Exercise prompt
Retype each entry below, keeping every character the same.

------ Data entries

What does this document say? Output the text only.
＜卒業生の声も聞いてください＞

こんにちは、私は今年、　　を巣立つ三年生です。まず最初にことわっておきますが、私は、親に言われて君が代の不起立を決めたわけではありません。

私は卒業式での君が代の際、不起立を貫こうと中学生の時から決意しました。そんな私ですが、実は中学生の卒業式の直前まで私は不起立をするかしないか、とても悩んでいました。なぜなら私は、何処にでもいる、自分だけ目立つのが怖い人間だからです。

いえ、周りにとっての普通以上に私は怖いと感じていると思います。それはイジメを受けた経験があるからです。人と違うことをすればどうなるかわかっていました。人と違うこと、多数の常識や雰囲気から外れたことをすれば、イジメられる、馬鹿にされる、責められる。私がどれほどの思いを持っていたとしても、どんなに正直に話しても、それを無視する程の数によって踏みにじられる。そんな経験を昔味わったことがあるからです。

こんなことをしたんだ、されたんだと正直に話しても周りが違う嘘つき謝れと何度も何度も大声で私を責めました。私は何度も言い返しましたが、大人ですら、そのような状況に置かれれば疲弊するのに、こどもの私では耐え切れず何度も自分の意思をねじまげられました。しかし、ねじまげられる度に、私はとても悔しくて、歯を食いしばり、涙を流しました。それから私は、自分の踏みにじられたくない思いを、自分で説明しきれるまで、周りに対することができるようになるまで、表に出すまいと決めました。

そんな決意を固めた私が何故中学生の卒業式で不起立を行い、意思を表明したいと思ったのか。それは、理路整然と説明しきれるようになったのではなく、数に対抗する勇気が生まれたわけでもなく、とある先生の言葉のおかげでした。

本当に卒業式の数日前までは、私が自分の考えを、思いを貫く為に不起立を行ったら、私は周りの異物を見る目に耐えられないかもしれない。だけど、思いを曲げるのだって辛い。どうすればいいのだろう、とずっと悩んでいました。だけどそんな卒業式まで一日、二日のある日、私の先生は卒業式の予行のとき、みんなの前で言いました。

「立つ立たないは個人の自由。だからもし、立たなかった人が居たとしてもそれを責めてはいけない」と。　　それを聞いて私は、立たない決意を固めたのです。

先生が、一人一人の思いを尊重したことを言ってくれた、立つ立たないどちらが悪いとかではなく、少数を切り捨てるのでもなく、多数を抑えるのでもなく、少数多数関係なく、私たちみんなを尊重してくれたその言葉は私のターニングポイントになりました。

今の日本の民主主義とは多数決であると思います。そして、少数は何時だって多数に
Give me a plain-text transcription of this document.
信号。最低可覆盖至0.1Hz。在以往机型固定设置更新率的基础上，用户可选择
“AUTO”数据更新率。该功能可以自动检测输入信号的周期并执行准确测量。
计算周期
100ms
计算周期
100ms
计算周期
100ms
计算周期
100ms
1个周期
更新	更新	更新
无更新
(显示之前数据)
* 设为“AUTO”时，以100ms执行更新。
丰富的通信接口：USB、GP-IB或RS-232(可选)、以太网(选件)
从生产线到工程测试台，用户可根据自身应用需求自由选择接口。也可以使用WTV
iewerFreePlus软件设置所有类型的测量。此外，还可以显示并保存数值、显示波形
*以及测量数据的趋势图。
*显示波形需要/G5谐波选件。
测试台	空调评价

------------

Correct output
What does this document say? Output the text only.
＜卒業生の声も聞いてください＞

こんにちは、私は今年、　　を巣立つ三年生です。まず最初にことわっておきますが、私は、親に言われて君が代の不起立を決めたわけではありません。

私は卒業式での君が代の際、不起立を貫こうと中学生の時から決意しました。そんな私ですが、実は中学生の卒業式の直前まで私は不起立をするかしないか、とても悩んでいました。なぜなら私は、何処にでもいる、自分だけ目立つのが怖い人間だからです。

いえ、周りにとっての普通以上に私は怖いと感じていると思います。それはイジメを受けた経験があるからです。人と違うことをすればどうなるかわかっていました。人と違うこと、多数の常識や雰囲気から外れたことをすれば、イジメられる、馬鹿にされる、責められる。私がどれほどの思いを持っていたとしても、どんなに正直に話しても、それを無視する程の数によって踏みにじられる。そんな経験を昔味わったことがあるからです。

こんなことをしたんだ、されたんだと正直に話しても周りが違う嘘つき謝れと何度も何度も大声で私を責めました。私は何度も言い返しましたが、大人ですら、そのような状況に置かれれば疲弊するのに、こどもの私では耐え切れず何度も自分の意思をねじまげられました。しかし、ねじまげられる度に、私はとても悔しくて、歯を食いしばり、涙を流しました。それから私は、自分の踏みにじられたくない思いを、自分で説明しきれるまで、周りに対することができるようになるまで、表に出すまいと決めました。

そんな決意を固めた私が何故中学生の卒業式で不起立を行い、意思を表明したいと思ったのか。それは、理路整然と説明しきれるようになったのではなく、数に対抗する勇気が生まれたわけでもなく、とある先生の言葉のおかげでした。

本当に卒業式の数日前までは、私が自分の考えを、思いを貫く為に不起立を行ったら、私は周りの異物を見る目に耐えられないかもしれない。だけど、思いを曲げるのだって辛い。どうすればいいのだろう、とずっと悩んでいました。だけどそんな卒業式まで一日、二日のある日、私の先生は卒業式の予行のとき、みんなの前で言いました。

「立つ立たないは個人の自由。だからもし、立たなかった人が居たとしてもそれを責めてはいけない」と。　　それを聞いて私は、立たない決意を固めたのです。

先生が、一人一人の思いを尊重したことを言ってくれた、立つ立たないどちらが悪いとかではなく、少数を切り捨てるのでもなく、多数を抑えるのでもなく、少数多数関係なく、私たちみんなを尊重してくれたその言葉は私のターニングポイントになりました。

今の日本の民主主義とは多数決であると思います。そして、少数は何時だって多数に
Give me a plain-text transcription of this document.
信号。最低可覆盖至0.1Hz。在以往机型固定设置更新率的基础上，用户可选择
“AUTO”数据更新率。该功能可以自动检测输入信号的周期并执行准确测量。
计算周期
100ms
计算周期
100ms
计算周期
100ms
计算周期
100ms
1个周期
更新	更新	更新
无更新
(显示之前数据)
* 设为“AUTO”时，以100ms执行更新。
丰富的通信接口：USB、GP-IB或RS-232(可选)、以太网(选件)
从生产线到工程测试台，用户可根据自身应用需求自由选择接口。也可以使用WTV
iewerFreePlus软件设置所有类型的测量。此外，还可以显示并保存数值、显示波形
*以及测量数据的趋势图。
*显示波形需要/G5谐波选件。
测试台	空调评价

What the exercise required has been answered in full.